● EXERCISE INSTRUCTIONS
Extract each line of the items that contains the string "callout".
________
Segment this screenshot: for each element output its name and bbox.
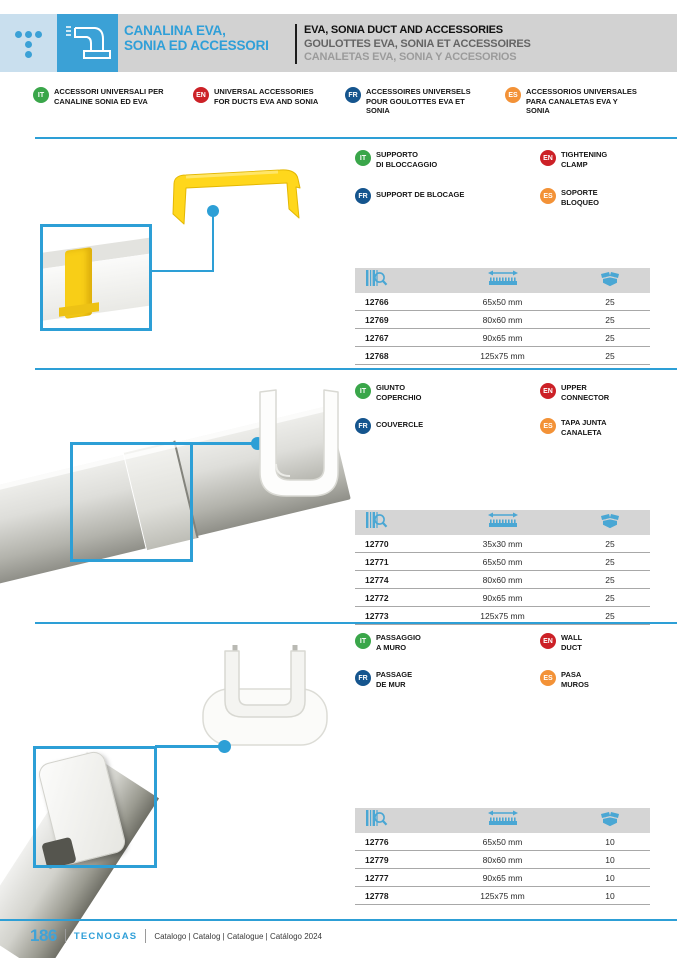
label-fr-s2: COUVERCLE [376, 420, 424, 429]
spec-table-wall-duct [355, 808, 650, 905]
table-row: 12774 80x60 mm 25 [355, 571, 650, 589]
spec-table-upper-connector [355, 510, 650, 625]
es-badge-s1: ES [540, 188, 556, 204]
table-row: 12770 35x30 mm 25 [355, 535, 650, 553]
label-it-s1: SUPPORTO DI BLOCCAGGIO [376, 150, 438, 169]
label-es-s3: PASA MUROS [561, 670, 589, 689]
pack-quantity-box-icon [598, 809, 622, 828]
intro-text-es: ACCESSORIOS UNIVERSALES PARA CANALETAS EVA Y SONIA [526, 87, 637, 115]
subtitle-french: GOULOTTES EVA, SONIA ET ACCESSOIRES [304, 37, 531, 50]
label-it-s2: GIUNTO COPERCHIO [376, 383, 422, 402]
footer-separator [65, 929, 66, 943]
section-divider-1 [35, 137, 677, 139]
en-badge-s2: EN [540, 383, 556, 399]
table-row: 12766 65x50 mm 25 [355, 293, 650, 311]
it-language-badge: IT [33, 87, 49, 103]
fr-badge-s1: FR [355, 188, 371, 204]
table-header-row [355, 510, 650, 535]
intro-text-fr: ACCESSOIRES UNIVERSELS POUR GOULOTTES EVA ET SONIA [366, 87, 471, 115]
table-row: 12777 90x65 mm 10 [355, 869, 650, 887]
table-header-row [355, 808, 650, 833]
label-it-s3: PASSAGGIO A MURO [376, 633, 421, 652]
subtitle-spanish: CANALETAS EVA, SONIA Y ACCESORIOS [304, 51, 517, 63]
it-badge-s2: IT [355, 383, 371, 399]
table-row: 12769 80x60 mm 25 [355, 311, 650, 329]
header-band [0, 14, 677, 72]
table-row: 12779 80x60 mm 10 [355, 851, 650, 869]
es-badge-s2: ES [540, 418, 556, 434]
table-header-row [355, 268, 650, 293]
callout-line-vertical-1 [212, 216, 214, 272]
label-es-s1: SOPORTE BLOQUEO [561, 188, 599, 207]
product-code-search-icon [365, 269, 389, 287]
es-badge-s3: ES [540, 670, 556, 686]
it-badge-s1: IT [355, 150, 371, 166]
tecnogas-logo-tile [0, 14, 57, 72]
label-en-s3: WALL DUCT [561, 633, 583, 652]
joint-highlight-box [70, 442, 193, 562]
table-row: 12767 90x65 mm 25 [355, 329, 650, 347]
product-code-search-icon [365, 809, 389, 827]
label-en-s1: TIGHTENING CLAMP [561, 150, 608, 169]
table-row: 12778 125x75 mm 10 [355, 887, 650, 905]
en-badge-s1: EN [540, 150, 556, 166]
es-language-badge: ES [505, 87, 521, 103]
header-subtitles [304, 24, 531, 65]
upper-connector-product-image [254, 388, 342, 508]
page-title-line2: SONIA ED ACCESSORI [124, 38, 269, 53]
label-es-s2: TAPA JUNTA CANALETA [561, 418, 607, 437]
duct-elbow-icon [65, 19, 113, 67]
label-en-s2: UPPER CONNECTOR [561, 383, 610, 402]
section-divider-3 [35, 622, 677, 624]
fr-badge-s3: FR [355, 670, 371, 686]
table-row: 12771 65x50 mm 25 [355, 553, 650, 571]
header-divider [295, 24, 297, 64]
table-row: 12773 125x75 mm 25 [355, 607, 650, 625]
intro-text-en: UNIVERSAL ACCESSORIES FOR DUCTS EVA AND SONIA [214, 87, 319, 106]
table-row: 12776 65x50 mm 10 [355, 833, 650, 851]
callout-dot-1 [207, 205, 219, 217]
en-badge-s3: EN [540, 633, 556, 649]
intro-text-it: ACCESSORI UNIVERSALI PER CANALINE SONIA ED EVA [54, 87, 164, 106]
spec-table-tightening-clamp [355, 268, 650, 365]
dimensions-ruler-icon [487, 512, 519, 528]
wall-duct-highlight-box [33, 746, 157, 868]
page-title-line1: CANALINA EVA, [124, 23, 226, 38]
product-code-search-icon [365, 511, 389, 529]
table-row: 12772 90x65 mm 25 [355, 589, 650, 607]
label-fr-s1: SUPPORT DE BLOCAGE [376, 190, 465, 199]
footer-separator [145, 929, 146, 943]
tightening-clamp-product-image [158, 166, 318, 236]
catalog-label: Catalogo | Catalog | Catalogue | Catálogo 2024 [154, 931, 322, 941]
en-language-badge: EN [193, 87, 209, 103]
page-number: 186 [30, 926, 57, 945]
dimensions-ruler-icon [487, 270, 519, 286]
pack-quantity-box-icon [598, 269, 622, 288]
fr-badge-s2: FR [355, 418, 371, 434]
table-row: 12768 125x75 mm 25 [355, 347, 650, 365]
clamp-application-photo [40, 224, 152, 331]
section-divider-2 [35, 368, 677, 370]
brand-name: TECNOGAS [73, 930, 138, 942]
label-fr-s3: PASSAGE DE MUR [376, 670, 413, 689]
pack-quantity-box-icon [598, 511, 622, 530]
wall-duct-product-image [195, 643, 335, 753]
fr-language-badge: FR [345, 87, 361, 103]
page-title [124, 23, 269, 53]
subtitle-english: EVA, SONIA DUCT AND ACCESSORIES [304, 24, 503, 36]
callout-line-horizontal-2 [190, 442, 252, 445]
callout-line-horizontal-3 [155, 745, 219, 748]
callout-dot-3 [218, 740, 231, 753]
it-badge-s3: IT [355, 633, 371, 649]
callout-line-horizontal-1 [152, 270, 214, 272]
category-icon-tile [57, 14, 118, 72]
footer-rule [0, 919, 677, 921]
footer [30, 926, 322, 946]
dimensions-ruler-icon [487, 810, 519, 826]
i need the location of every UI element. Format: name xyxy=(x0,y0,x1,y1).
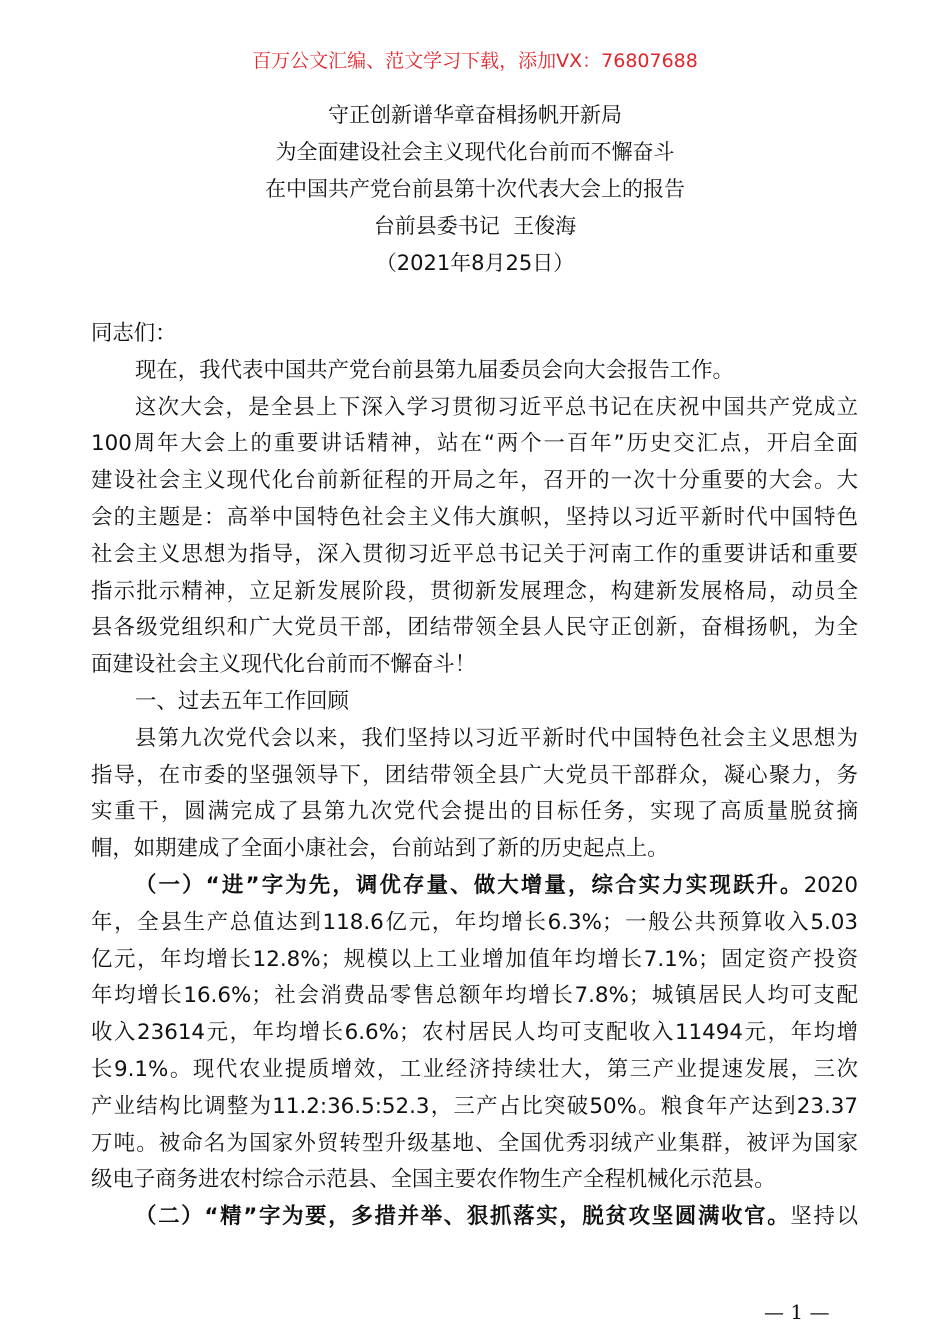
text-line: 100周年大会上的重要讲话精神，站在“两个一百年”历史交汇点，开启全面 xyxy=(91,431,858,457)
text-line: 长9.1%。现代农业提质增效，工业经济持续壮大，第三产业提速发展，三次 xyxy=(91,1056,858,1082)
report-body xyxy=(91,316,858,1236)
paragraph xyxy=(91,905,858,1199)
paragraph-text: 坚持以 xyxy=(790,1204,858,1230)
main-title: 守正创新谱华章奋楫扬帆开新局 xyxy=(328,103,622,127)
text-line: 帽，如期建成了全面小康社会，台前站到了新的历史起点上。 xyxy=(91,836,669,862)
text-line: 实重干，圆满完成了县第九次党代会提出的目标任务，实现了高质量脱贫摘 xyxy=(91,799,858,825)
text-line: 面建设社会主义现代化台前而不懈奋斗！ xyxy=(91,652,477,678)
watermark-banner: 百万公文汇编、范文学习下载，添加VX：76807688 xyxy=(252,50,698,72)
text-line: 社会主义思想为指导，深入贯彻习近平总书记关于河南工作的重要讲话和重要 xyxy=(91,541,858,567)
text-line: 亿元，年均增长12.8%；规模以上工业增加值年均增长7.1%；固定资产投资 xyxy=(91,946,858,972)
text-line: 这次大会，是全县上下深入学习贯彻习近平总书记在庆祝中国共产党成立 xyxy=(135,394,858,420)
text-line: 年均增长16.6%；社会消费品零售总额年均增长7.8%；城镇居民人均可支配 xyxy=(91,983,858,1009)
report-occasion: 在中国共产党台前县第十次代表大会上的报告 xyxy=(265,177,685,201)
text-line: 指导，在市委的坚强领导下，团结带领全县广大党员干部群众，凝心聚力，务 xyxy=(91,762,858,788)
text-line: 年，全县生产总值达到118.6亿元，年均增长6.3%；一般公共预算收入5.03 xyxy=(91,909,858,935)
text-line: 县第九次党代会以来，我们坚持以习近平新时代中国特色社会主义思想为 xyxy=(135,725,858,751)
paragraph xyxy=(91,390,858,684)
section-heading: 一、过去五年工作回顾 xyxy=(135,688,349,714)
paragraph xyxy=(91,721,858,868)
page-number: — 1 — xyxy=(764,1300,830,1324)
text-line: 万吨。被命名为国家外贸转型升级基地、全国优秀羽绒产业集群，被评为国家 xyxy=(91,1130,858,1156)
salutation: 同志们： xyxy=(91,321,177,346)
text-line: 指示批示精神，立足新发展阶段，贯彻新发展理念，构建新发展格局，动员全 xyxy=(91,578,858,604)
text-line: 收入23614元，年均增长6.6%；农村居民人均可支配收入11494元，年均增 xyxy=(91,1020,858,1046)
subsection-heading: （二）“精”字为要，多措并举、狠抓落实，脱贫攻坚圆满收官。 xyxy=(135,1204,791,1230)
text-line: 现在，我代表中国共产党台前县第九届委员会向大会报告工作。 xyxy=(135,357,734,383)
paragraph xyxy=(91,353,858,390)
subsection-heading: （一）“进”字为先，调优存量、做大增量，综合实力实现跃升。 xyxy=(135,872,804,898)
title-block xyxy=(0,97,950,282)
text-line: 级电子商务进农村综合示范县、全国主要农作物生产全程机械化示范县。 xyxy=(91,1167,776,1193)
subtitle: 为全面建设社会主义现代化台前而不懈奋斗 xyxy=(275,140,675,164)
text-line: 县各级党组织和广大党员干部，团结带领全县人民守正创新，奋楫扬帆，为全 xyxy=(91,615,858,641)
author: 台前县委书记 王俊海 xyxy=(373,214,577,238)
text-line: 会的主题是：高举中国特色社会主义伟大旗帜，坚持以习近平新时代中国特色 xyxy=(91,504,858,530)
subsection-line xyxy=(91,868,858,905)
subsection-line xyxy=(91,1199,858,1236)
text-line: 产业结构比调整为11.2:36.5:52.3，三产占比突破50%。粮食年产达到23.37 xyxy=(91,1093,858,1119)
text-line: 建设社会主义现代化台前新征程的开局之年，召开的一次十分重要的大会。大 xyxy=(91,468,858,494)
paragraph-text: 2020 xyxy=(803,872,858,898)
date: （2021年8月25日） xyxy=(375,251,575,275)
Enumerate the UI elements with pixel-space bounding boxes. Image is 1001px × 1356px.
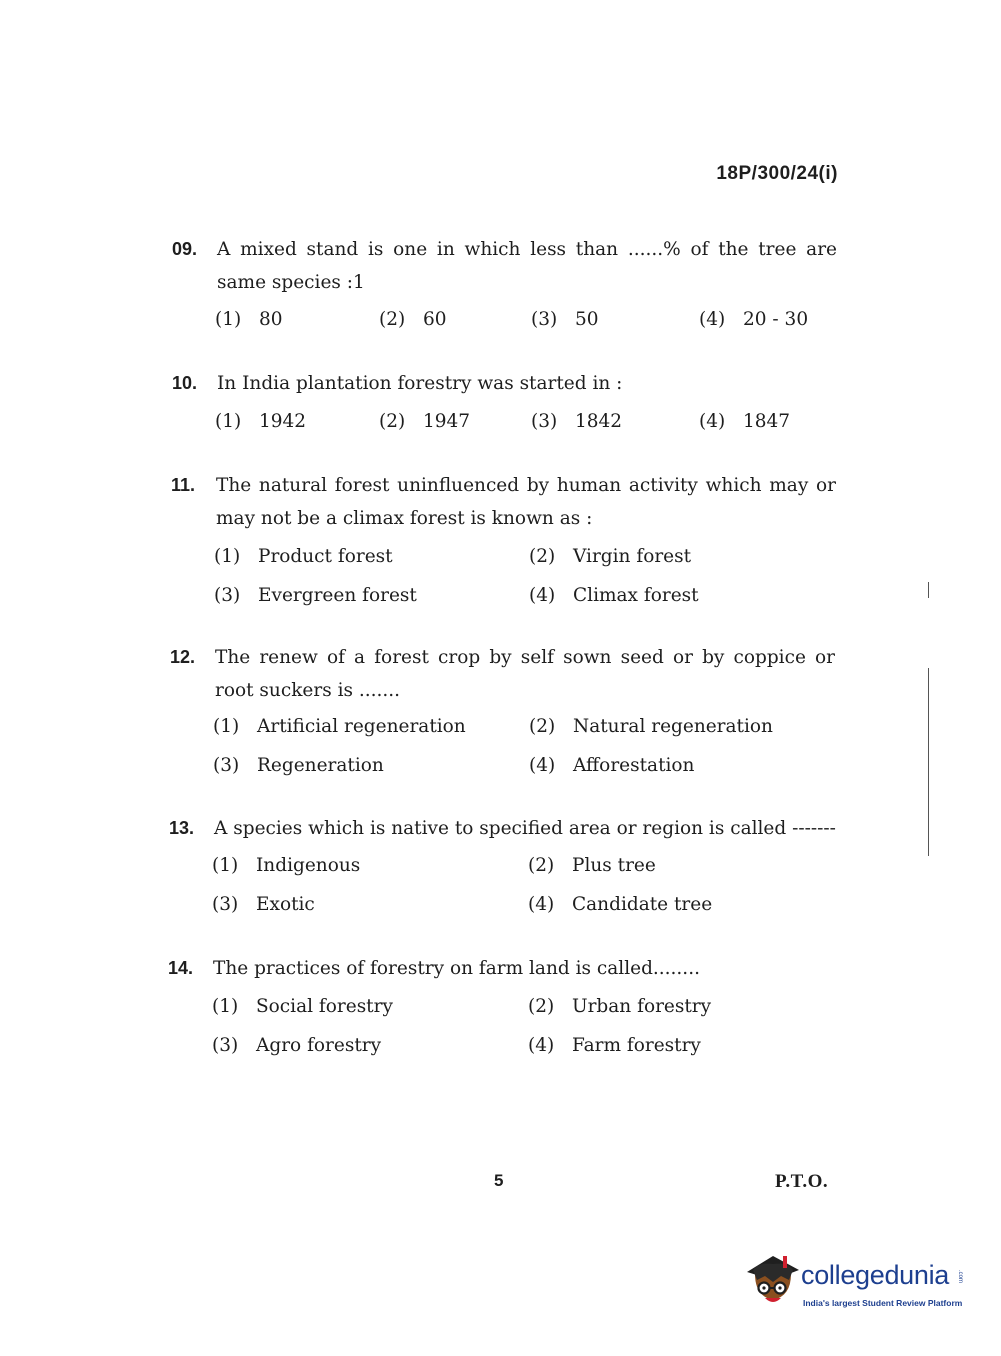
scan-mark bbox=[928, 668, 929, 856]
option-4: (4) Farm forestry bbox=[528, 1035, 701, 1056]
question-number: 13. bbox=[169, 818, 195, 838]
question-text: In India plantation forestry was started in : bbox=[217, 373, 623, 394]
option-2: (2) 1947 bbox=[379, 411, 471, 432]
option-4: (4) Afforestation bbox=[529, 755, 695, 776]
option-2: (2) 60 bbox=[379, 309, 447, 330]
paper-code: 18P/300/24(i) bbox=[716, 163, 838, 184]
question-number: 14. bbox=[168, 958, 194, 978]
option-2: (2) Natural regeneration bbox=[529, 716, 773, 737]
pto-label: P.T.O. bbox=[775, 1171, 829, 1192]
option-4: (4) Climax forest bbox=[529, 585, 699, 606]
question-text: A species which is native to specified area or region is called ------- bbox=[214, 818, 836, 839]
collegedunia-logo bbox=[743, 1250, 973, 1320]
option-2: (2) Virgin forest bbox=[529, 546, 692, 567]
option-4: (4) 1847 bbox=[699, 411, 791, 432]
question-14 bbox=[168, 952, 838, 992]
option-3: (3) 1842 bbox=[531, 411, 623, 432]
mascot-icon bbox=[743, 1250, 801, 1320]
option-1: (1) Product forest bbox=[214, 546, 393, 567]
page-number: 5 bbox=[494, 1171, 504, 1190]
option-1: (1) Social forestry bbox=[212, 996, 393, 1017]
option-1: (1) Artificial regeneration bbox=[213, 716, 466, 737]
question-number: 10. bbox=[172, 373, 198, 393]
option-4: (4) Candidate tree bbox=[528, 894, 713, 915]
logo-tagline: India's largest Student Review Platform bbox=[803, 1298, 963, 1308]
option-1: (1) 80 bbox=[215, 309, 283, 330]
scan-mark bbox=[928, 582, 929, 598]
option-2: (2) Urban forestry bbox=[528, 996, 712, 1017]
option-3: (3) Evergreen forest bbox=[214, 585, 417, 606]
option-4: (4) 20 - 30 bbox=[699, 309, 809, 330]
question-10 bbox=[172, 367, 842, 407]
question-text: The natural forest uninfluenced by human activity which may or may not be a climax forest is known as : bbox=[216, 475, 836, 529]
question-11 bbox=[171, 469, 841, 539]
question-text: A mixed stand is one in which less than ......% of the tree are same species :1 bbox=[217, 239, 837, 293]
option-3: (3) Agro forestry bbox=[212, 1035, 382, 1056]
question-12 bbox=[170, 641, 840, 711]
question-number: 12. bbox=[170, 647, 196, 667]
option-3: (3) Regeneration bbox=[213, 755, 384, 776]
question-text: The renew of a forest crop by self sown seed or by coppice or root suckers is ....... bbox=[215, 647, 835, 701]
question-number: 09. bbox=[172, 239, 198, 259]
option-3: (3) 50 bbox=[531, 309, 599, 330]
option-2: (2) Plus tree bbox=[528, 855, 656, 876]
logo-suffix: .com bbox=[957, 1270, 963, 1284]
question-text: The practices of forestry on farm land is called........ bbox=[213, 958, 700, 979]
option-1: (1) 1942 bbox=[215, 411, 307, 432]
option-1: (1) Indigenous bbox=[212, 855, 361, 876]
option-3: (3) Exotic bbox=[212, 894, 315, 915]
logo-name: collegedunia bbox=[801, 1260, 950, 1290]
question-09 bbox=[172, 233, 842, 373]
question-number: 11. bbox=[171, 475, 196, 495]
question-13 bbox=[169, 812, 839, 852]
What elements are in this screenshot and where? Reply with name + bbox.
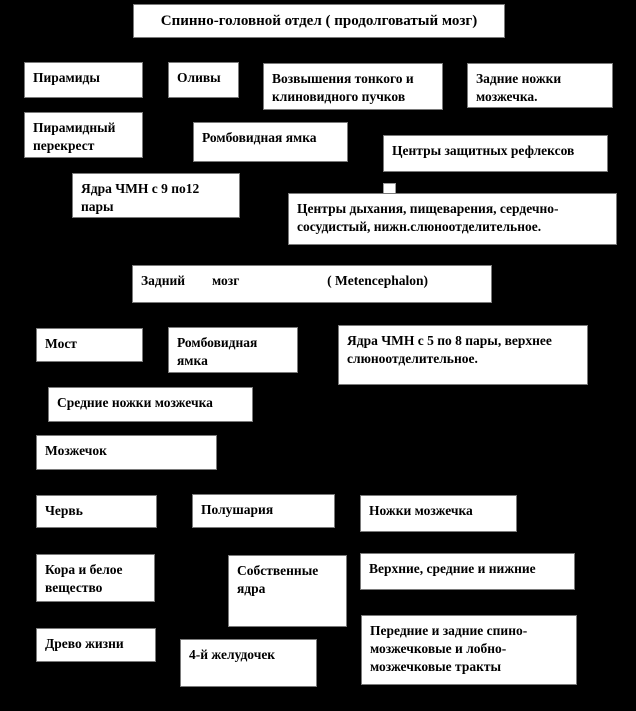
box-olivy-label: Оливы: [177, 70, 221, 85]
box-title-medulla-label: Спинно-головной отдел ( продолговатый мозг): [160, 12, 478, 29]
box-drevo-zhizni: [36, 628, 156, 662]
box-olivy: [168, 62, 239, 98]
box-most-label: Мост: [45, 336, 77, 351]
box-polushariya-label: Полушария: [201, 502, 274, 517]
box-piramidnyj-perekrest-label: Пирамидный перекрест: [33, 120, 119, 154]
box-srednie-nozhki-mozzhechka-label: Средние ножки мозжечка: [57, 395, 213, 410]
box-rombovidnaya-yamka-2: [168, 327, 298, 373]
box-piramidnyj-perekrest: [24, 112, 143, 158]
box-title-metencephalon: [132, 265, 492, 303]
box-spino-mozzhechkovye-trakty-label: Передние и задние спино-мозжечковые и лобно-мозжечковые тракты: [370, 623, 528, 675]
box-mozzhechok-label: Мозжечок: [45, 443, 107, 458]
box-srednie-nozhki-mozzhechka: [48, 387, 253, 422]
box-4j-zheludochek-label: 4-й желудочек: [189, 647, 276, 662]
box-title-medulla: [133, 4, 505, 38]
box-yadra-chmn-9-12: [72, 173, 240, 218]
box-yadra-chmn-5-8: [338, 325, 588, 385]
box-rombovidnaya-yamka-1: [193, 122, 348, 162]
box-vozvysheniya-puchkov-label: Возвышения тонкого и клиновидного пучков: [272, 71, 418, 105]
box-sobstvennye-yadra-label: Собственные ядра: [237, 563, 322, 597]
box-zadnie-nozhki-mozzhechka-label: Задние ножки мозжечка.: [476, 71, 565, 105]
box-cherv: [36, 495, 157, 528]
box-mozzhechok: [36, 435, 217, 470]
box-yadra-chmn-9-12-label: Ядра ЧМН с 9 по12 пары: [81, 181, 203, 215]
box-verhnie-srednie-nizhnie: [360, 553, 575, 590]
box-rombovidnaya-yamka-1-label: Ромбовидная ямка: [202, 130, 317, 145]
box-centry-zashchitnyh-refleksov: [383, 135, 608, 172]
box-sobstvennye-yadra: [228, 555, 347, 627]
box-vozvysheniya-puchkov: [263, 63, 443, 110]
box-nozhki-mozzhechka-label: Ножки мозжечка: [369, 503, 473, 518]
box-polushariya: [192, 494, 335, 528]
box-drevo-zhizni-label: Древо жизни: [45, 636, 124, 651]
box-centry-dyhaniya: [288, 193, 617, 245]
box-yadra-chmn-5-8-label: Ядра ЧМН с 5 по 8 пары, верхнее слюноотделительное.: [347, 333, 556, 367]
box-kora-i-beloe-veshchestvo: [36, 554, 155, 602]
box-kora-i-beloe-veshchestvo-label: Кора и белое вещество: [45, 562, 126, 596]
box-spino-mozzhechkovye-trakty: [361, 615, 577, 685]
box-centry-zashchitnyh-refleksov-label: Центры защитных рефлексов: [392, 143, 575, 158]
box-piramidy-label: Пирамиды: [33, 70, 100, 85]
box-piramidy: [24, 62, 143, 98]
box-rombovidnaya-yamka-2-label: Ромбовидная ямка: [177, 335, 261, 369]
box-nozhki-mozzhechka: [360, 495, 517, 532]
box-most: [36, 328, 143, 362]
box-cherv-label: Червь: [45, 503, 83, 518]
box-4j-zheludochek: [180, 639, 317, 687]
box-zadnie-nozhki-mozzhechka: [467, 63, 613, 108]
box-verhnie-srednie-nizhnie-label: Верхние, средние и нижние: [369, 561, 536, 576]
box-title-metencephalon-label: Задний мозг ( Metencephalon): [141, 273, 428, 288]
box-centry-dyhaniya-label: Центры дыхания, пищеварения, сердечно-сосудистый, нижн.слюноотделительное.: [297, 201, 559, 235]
________
● WRITTEN RESPONSE
callout-line-vertical-1 [212, 216, 214, 272]
callout-dot-1 [207, 205, 219, 217]
callout-line-horizontal-2 [190, 442, 252, 445]
callout-line-horizontal-3 [155, 745, 219, 748]
callout-dot-3 [218, 740, 231, 753]
callout-line-horizontal-1 [152, 270, 214, 272]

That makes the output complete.